[Begin Given records]
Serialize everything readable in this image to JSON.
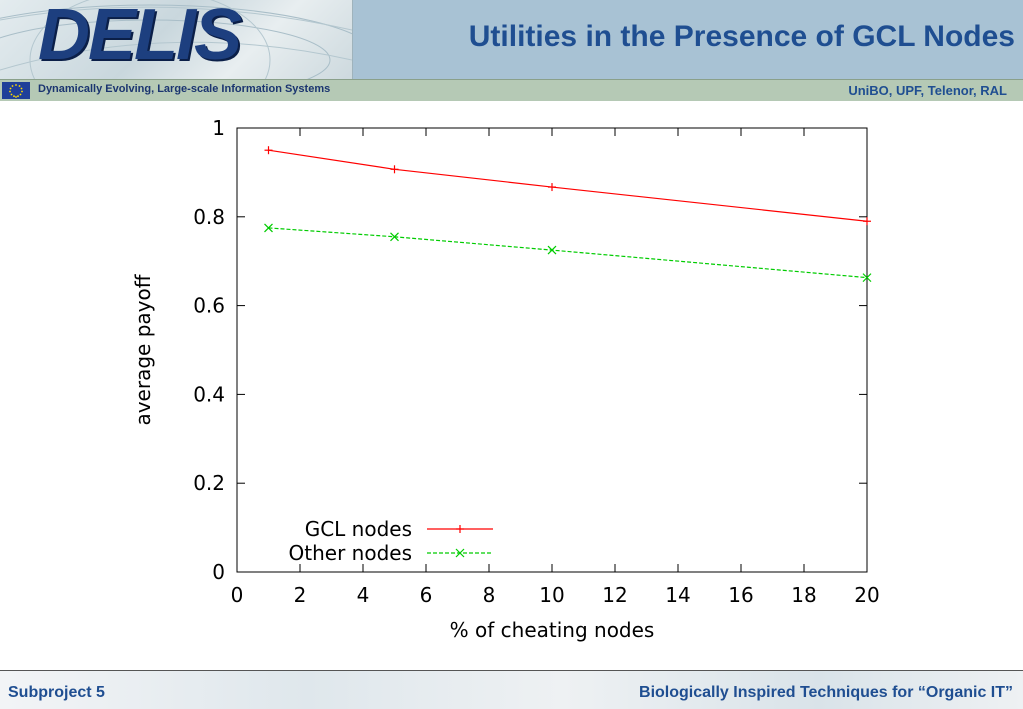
{
  "header": {
    "logo_text": "DELIS",
    "title": "Utilities in the Presence of GCL Nodes",
    "tagline": "Dynamically Evolving, Large-scale Information Systems",
    "partners": "UniBO, UPF, Telenor, RAL"
  },
  "footer": {
    "left": "Subproject 5",
    "right": "Biologically Inspired Techniques for “Organic IT”"
  },
  "colors": {
    "title_blue": "#1f4e91",
    "gcl_series": "#ff0000",
    "other_series": "#00cc00"
  },
  "chart_data": {
    "type": "line",
    "xlabel": "% of cheating nodes",
    "ylabel": "average payoff",
    "xlim": [
      0,
      20
    ],
    "ylim": [
      0,
      1
    ],
    "xticks": [
      0,
      2,
      4,
      6,
      8,
      10,
      12,
      14,
      16,
      18,
      20
    ],
    "yticks": [
      0,
      0.2,
      0.4,
      0.6,
      0.8,
      1
    ],
    "ytick_labels": [
      "0",
      "0.2",
      "0.4",
      "0.6",
      "0.8",
      "1"
    ],
    "grid": false,
    "legend_position": "bottom-left",
    "series": [
      {
        "name": "GCL nodes",
        "marker": "+",
        "dash": "solid",
        "color": "#ff0000",
        "x": [
          1,
          5,
          10,
          20
        ],
        "y": [
          0.95,
          0.907,
          0.867,
          0.79
        ]
      },
      {
        "name": "Other nodes",
        "marker": "x",
        "dash": "dashed",
        "color": "#00cc00",
        "x": [
          1,
          5,
          10,
          20
        ],
        "y": [
          0.775,
          0.755,
          0.725,
          0.663
        ]
      }
    ]
  }
}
[End Given records]
Requirement |
Write out every line above exactly as it is, leaving out the pictures.

Solution to this exercise |
Serialize everything readable in this image to JSON.
{
  "header": {
    "logo_text": "DELIS",
    "title": "Utilities in the Presence of GCL Nodes",
    "tagline": "Dynamically Evolving, Large-scale Information Systems",
    "partners": "UniBO, UPF, Telenor, RAL"
  },
  "footer": {
    "left": "Subproject 5",
    "right": "Biologically Inspired Techniques for “Organic IT”"
  },
  "colors": {
    "title_blue": "#1f4e91",
    "gcl_series": "#ff0000",
    "other_series": "#00cc00"
  },
  "chart_data": {
    "type": "line",
    "xlabel": "% of cheating nodes",
    "ylabel": "average payoff",
    "xlim": [
      0,
      20
    ],
    "ylim": [
      0,
      1
    ],
    "xticks": [
      0,
      2,
      4,
      6,
      8,
      10,
      12,
      14,
      16,
      18,
      20
    ],
    "yticks": [
      0,
      0.2,
      0.4,
      0.6,
      0.8,
      1
    ],
    "ytick_labels": [
      "0",
      "0.2",
      "0.4",
      "0.6",
      "0.8",
      "1"
    ],
    "grid": false,
    "legend_position": "bottom-left",
    "series": [
      {
        "name": "GCL nodes",
        "marker": "+",
        "dash": "solid",
        "color": "#ff0000",
        "x": [
          1,
          5,
          10,
          20
        ],
        "y": [
          0.95,
          0.907,
          0.867,
          0.79
        ]
      },
      {
        "name": "Other nodes",
        "marker": "x",
        "dash": "dashed",
        "color": "#00cc00",
        "x": [
          1,
          5,
          10,
          20
        ],
        "y": [
          0.775,
          0.755,
          0.725,
          0.663
        ]
      }
    ]
  }
}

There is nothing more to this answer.